- **WHAT TO DO**
Everything in the listing except the pictures should be written out exactly.
***** GIVEN DATA
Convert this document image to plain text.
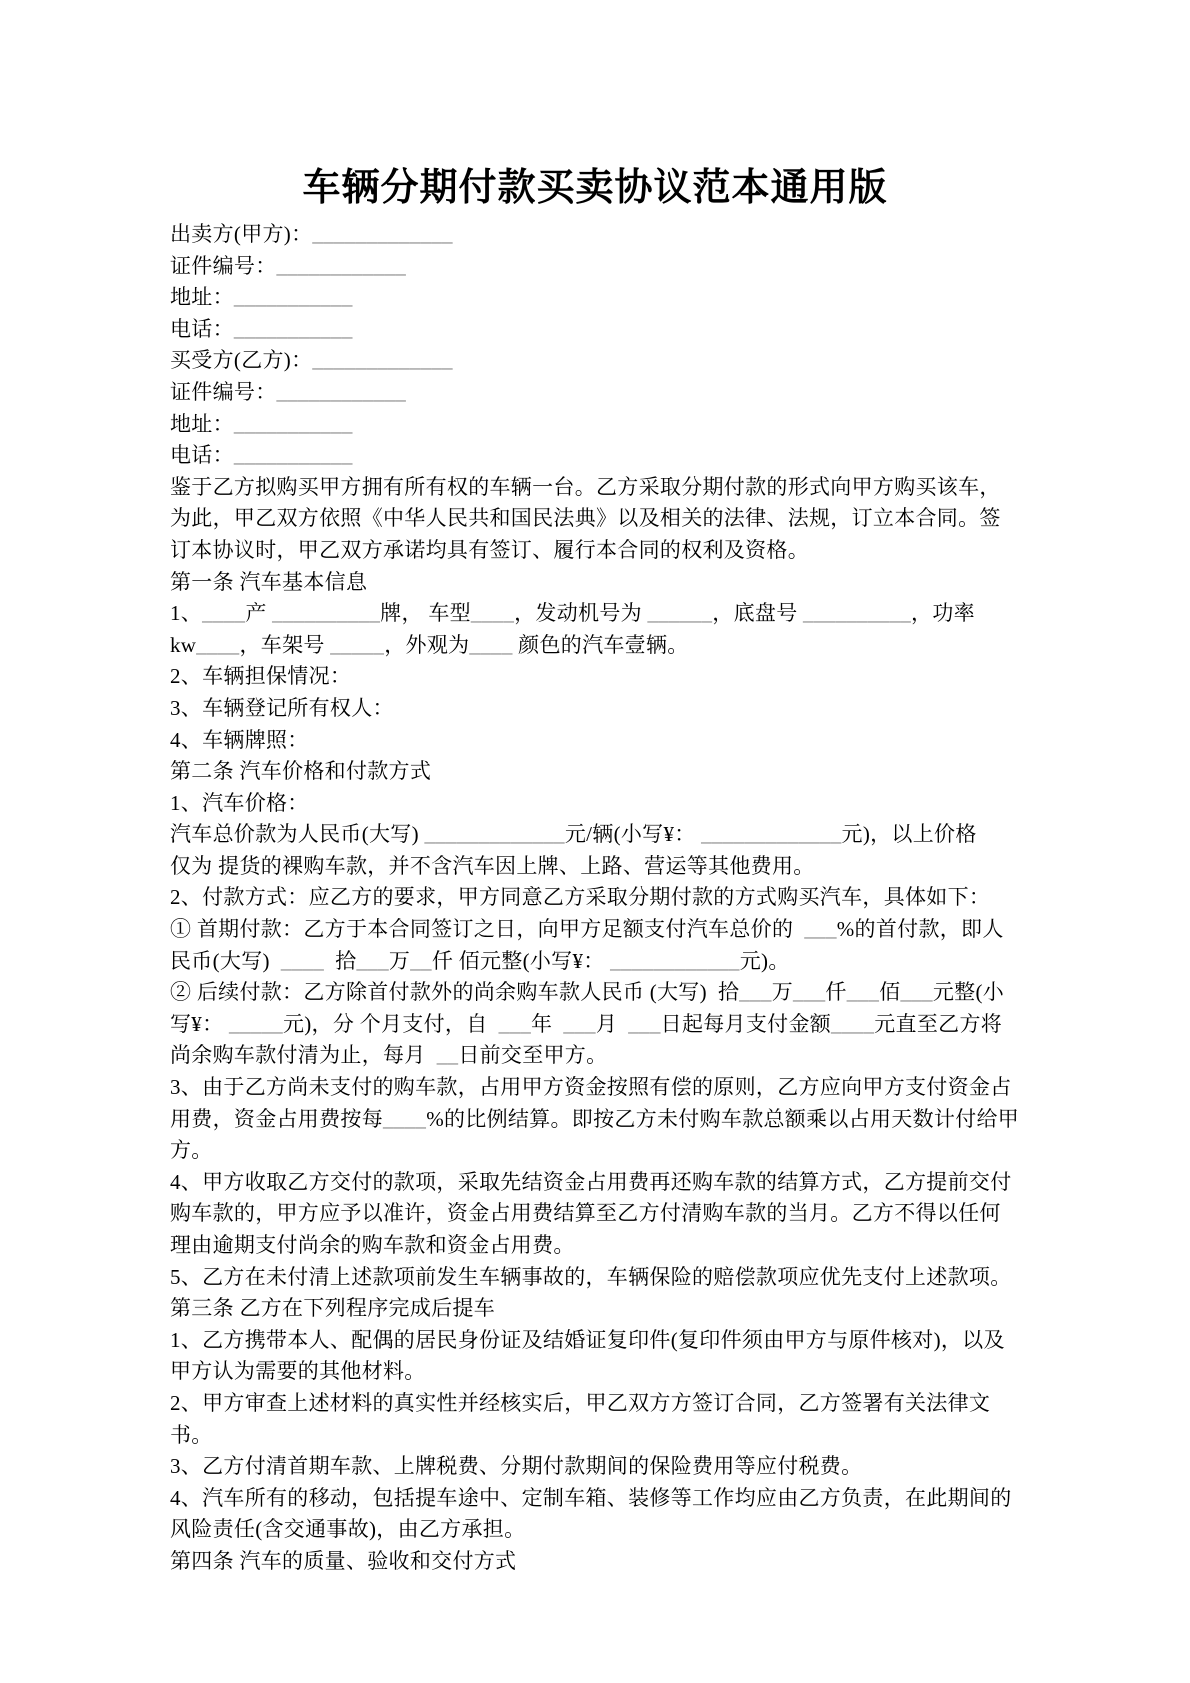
车辆分期付款买卖协议范本通用版
出卖方(甲方)：_____________
证件编号：____________
地址：___________
电话：___________
买受方(乙方)：_____________
证件编号：____________
地址：___________
电话：___________
鉴于乙方拟购买甲方拥有所有权的车辆一台。乙方采取分期付款的形式向甲方购买该车，
为此，甲乙双方依照《中华人民共和国民法典》以及相关的法律、法规，订立本合同。签
订本协议时，甲乙双方承诺均具有签订、履行本合同的权利及资格。
第一条 汽车基本信息
1、____产 __________牌， 车型____，发动机号为 ______，底盘号 __________，功率
kw____，车架号 _____，外观为____ 颜色的汽车壹辆。
2、车辆担保情况：
3、车辆登记所有权人：
4、车辆牌照：
第二条 汽车价格和付款方式
1、汽车价格：
汽车总价款为人民币(大写) _____________元/辆(小写¥： _____________元)，以上价格
仅为 提货的裸购车款，并不含汽车因上牌、上路、营运等其他费用。
2、付款方式：应乙方的要求，甲方同意乙方采取分期付款的方式购买汽车，具体如下：
① 首期付款：乙方于本合同签订之日，向甲方足额支付汽车总价的  ___%的首付款，即人
民币(大写)  ____  拾___万__仟 佰元整(小写¥： ____________元)。
② 后续付款：乙方除首付款外的尚余购车款人民币 (大写)  拾___万___仟___佰___元整(小
写¥： _____元)，分 个月支付，自  ___年  ___月  ___日起每月支付金额____元直至乙方将
尚余购车款付清为止，每月  __日前交至甲方。
3、由于乙方尚未支付的购车款，占用甲方资金按照有偿的原则，乙方应向甲方支付资金占
用费，资金占用费按每____%的比例结算。即按乙方未付购车款总额乘以占用天数计付给甲
方。
4、甲方收取乙方交付的款项，采取先结资金占用费再还购车款的结算方式，乙方提前交付
购车款的，甲方应予以准许，资金占用费结算至乙方付清购车款的当月。乙方不得以任何
理由逾期支付尚余的购车款和资金占用费。
5、乙方在未付清上述款项前发生车辆事故的，车辆保险的赔偿款项应优先支付上述款项。
第三条 乙方在下列程序完成后提车
1、乙方携带本人、配偶的居民身份证及结婚证复印件(复印件须由甲方与原件核对)，以及
甲方认为需要的其他材料。
2、甲方审查上述材料的真实性并经核实后，甲乙双方方签订合同，乙方签署有关法律文书。
3、乙方付清首期车款、上牌税费、分期付款期间的保险费用等应付税费。
4、汽车所有的移动，包括提车途中、定制车箱、装修等工作均应由乙方负责，在此期间的
风险责任(含交通事故)，由乙方承担。
第四条 汽车的质量、验收和交付方式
**********
- **WRITTEN RESPONSE**
Convert this document image to plain text.
车辆分期付款买卖协议范本通用版
出卖方(甲方)：_____________
证件编号：____________
地址：___________
电话：___________
买受方(乙方)：_____________
证件编号：____________
地址：___________
电话：___________
鉴于乙方拟购买甲方拥有所有权的车辆一台。乙方采取分期付款的形式向甲方购买该车，
为此，甲乙双方依照《中华人民共和国民法典》以及相关的法律、法规，订立本合同。签
订本协议时，甲乙双方承诺均具有签订、履行本合同的权利及资格。
第一条 汽车基本信息
1、____产 __________牌， 车型____，发动机号为 ______，底盘号 __________，功率
kw____，车架号 _____，外观为____ 颜色的汽车壹辆。
2、车辆担保情况：
3、车辆登记所有权人：
4、车辆牌照：
第二条 汽车价格和付款方式
1、汽车价格：
汽车总价款为人民币(大写) _____________元/辆(小写¥： _____________元)，以上价格
仅为 提货的裸购车款，并不含汽车因上牌、上路、营运等其他费用。
2、付款方式：应乙方的要求，甲方同意乙方采取分期付款的方式购买汽车，具体如下：
① 首期付款：乙方于本合同签订之日，向甲方足额支付汽车总价的  ___%的首付款，即人
民币(大写)  ____  拾___万__仟 佰元整(小写¥： ____________元)。
② 后续付款：乙方除首付款外的尚余购车款人民币 (大写)  拾___万___仟___佰___元整(小
写¥： _____元)，分 个月支付，自  ___年  ___月  ___日起每月支付金额____元直至乙方将
尚余购车款付清为止，每月  __日前交至甲方。
3、由于乙方尚未支付的购车款，占用甲方资金按照有偿的原则，乙方应向甲方支付资金占
用费，资金占用费按每____%的比例结算。即按乙方未付购车款总额乘以占用天数计付给甲
方。
4、甲方收取乙方交付的款项，采取先结资金占用费再还购车款的结算方式，乙方提前交付
购车款的，甲方应予以准许，资金占用费结算至乙方付清购车款的当月。乙方不得以任何
理由逾期支付尚余的购车款和资金占用费。
5、乙方在未付清上述款项前发生车辆事故的，车辆保险的赔偿款项应优先支付上述款项。
第三条 乙方在下列程序完成后提车
1、乙方携带本人、配偶的居民身份证及结婚证复印件(复印件须由甲方与原件核对)，以及
甲方认为需要的其他材料。
2、甲方审查上述材料的真实性并经核实后，甲乙双方方签订合同，乙方签署有关法律文书。
3、乙方付清首期车款、上牌税费、分期付款期间的保险费用等应付税费。
4、汽车所有的移动，包括提车途中、定制车箱、装修等工作均应由乙方负责，在此期间的
风险责任(含交通事故)，由乙方承担。
第四条 汽车的质量、验收和交付方式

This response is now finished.